### What you are asked to do:
Pick out the lines below that contain the string "机器最大负荷" and copy them all.

Start of Records supplied

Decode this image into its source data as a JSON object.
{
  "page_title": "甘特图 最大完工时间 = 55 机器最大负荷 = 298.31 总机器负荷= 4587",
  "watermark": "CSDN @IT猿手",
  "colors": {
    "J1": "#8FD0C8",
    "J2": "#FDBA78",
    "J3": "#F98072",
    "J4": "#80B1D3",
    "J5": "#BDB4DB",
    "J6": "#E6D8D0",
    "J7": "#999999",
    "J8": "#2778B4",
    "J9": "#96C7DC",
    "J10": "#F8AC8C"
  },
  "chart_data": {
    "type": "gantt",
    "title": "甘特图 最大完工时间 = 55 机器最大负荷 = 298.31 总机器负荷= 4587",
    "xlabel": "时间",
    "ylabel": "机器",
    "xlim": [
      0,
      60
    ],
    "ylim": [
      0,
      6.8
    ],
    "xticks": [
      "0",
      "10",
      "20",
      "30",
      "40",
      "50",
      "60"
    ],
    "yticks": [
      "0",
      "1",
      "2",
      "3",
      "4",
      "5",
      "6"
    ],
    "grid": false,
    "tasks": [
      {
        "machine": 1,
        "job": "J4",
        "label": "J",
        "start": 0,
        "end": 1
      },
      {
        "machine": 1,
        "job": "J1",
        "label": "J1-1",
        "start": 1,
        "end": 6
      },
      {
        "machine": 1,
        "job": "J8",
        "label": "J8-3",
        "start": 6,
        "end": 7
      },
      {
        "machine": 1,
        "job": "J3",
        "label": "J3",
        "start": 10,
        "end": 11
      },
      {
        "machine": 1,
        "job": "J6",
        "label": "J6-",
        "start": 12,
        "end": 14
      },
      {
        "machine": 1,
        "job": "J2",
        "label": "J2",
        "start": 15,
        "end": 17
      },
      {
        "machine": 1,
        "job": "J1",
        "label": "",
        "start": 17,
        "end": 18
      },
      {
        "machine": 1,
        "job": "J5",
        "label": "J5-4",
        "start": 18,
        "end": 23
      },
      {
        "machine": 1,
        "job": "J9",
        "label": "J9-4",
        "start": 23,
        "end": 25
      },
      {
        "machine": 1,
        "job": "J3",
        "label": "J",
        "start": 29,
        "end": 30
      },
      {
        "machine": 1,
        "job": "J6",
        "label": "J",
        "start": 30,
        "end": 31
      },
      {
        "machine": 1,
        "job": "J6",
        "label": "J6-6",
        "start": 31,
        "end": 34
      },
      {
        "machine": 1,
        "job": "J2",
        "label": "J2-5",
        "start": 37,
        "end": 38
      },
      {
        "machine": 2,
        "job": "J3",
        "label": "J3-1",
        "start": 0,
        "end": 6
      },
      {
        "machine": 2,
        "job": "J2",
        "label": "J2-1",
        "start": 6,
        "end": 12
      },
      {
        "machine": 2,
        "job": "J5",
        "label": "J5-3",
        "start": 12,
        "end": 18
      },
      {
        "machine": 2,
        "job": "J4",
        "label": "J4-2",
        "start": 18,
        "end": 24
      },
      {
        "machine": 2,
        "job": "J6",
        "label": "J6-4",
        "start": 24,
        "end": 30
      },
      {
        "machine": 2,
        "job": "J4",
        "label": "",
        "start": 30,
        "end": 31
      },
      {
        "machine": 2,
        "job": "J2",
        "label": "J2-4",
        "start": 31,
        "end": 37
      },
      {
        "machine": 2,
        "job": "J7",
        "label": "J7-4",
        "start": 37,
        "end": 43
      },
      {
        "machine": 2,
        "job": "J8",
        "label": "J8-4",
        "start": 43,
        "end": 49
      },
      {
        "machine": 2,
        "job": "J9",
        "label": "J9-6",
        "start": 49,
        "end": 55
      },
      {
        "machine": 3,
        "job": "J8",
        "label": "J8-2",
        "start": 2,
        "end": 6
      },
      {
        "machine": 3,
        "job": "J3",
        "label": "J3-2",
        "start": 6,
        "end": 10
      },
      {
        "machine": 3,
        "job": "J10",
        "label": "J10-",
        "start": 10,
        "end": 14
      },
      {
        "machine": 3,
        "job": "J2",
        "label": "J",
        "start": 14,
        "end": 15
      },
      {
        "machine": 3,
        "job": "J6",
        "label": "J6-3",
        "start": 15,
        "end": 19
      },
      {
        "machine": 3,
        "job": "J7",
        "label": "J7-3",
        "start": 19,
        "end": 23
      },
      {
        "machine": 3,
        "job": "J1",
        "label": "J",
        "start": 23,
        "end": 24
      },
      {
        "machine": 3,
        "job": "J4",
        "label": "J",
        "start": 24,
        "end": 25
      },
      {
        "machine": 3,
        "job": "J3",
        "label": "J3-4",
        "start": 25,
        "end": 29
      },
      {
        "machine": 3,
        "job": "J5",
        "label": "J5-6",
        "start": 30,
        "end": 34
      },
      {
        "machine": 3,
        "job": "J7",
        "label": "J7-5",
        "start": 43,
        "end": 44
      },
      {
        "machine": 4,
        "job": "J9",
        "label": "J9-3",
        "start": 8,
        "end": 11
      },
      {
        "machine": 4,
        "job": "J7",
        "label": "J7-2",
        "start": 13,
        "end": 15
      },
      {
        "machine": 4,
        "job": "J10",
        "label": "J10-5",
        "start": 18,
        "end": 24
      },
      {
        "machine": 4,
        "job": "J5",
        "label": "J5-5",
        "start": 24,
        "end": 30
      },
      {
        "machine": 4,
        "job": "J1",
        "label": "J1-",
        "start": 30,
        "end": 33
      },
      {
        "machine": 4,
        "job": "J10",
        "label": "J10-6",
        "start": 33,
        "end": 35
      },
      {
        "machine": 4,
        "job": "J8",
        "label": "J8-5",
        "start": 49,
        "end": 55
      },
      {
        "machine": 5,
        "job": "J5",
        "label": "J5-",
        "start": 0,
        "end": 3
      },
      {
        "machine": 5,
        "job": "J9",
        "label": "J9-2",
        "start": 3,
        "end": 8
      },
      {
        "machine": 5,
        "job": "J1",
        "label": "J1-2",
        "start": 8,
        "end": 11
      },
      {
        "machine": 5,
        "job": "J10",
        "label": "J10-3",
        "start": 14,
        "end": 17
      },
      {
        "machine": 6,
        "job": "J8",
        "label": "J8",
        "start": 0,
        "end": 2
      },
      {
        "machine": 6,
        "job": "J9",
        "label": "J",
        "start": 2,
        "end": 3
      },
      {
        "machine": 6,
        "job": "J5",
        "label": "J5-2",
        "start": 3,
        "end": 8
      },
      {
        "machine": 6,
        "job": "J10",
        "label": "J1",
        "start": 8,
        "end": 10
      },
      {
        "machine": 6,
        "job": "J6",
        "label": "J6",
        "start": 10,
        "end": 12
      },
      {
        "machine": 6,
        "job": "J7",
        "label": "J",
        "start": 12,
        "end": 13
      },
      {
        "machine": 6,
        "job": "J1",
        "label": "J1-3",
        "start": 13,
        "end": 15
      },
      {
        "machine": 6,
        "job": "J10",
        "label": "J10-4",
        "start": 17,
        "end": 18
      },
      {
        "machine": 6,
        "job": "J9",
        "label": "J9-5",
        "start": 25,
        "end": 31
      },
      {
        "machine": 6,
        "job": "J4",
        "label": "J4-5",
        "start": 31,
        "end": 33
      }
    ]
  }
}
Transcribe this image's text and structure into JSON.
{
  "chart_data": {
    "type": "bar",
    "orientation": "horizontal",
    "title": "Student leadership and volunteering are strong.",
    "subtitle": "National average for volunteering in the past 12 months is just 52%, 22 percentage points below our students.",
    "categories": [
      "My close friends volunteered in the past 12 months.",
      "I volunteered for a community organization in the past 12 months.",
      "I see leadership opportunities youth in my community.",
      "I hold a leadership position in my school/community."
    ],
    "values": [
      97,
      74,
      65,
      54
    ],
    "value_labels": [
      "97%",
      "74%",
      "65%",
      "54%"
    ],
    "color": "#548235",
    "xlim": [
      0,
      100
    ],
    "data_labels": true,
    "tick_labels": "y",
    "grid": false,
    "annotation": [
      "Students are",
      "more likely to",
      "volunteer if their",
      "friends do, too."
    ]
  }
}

End of Records supplied

### Solved exercise:
  "page_title": "甘特图 最大完工时间 = 55 机器最大负荷 = 298.31 总机器负荷= 4587",
    "title": "甘特图 最大完工时间 = 55 机器最大负荷 = 298.31 总机器负荷= 4587",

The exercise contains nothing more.